Transcribe all of the records word for word, but omit the pictures.

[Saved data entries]
────────────────────
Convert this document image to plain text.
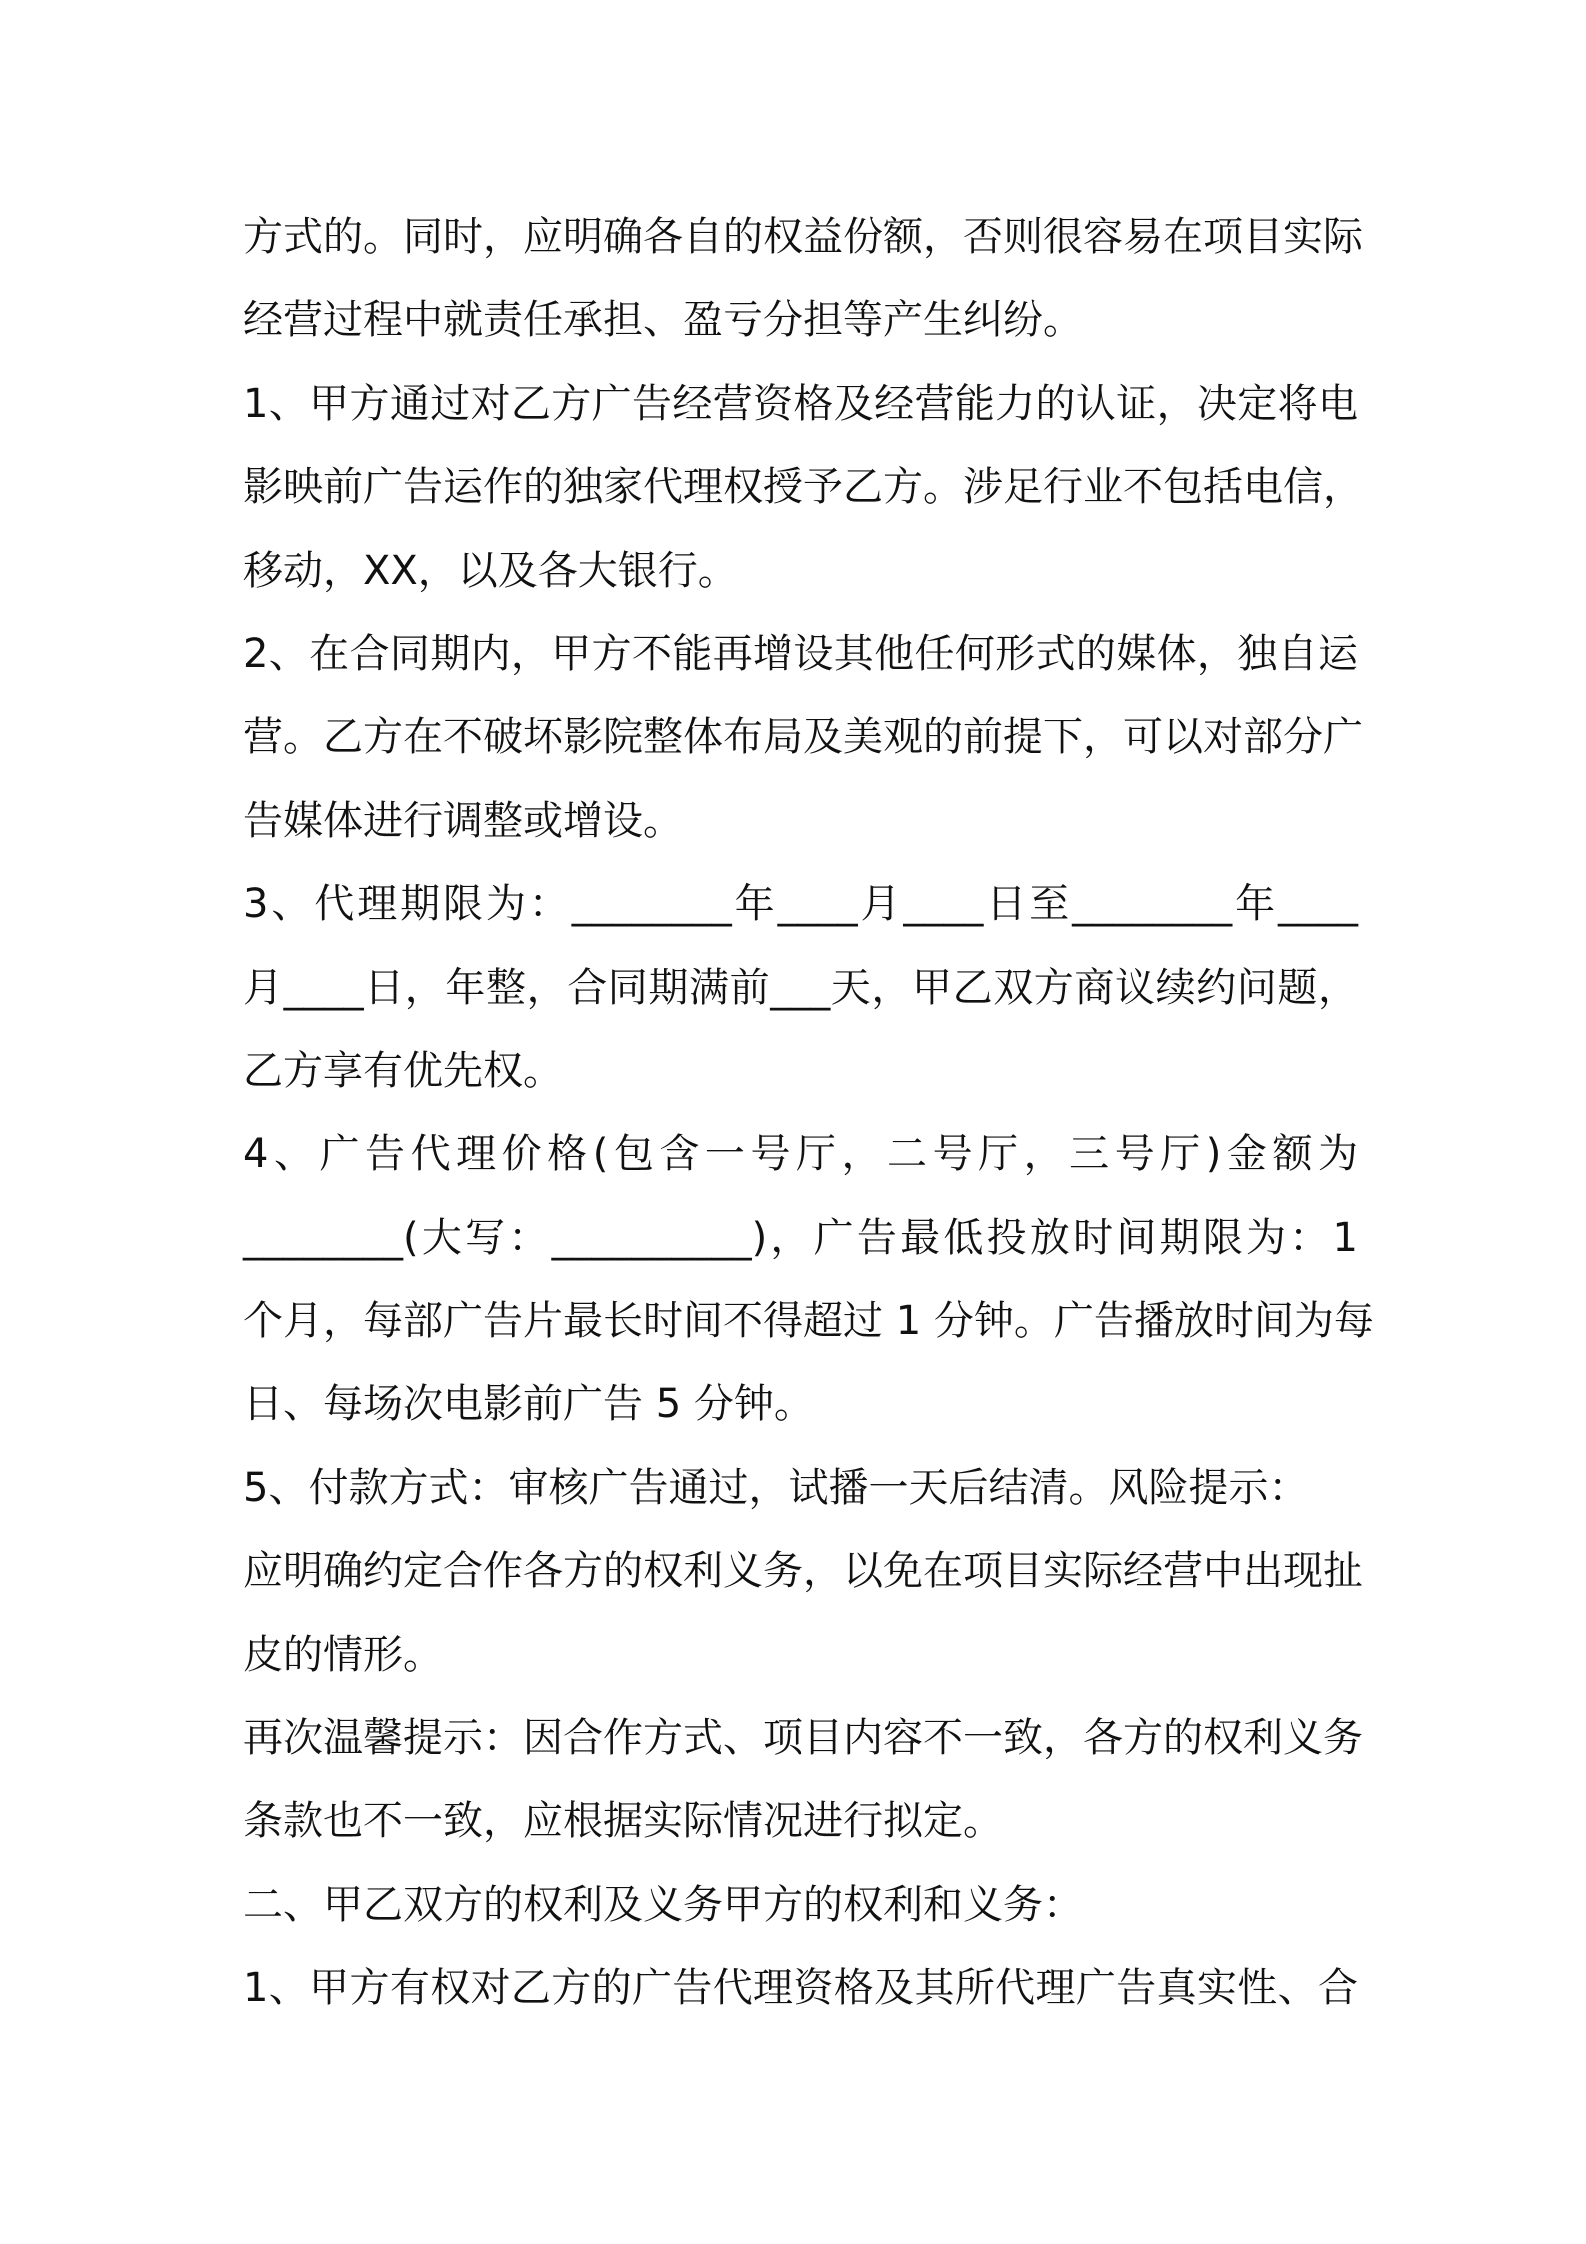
方式的。同时，应明确各自的权益份额，否则很容易在项目实际
经营过程中就责任承担、盈亏分担等产生纠纷。
1、甲方通过对乙方广告经营资格及经营能力的认证，决定将电
影映前广告运作的独家代理权授予乙方。涉足行业不包括电信，
移动，XX，以及各大银行。
2、在合同期内，甲方不能再增设其他任何形式的媒体，独自运
营。乙方在不破坏影院整体布局及美观的前提下，可以对部分广
告媒体进行调整或增设。
3、代理期限为：________年____月____日至________年____
月____日，年整，合同期满前___天，甲乙双方商议续约问题，
乙方享有优先权。
4、广告代理价格(包含一号厅，二号厅，三号厅)金额为
________(大写：__________)，广告最低投放时间期限为：1
个月，每部广告片最长时间不得超过 1 分钟。广告播放时间为每
日、每场次电影前广告 5 分钟。
5、付款方式：审核广告通过，试播一天后结清。风险提示：
应明确约定合作各方的权利义务，以免在项目实际经营中出现扯
皮的情形。
再次温馨提示：因合作方式、项目内容不一致，各方的权利义务
条款也不一致，应根据实际情况进行拟定。
二、甲乙双方的权利及义务甲方的权利和义务：
1、甲方有权对乙方的广告代理资格及其所代理广告真实性、合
────────────────────
WORKED ANSWER:
Convert this document image to plain text.
方式的。同时，应明确各自的权益份额，否则很容易在项目实际
经营过程中就责任承担、盈亏分担等产生纠纷。
1、甲方通过对乙方广告经营资格及经营能力的认证，决定将电
影映前广告运作的独家代理权授予乙方。涉足行业不包括电信，
移动，XX，以及各大银行。
2、在合同期内，甲方不能再增设其他任何形式的媒体，独自运
营。乙方在不破坏影院整体布局及美观的前提下，可以对部分广
告媒体进行调整或增设。
3、代理期限为：________年____月____日至________年____
月____日，年整，合同期满前___天，甲乙双方商议续约问题，
乙方享有优先权。
4、广告代理价格(包含一号厅，二号厅，三号厅)金额为
________(大写：__________)，广告最低投放时间期限为：1
个月，每部广告片最长时间不得超过 1 分钟。广告播放时间为每
日、每场次电影前广告 5 分钟。
5、付款方式：审核广告通过，试播一天后结清。风险提示：
应明确约定合作各方的权利义务，以免在项目实际经营中出现扯
皮的情形。
再次温馨提示：因合作方式、项目内容不一致，各方的权利义务
条款也不一致，应根据实际情况进行拟定。
二、甲乙双方的权利及义务甲方的权利和义务：
1、甲方有权对乙方的广告代理资格及其所代理广告真实性、合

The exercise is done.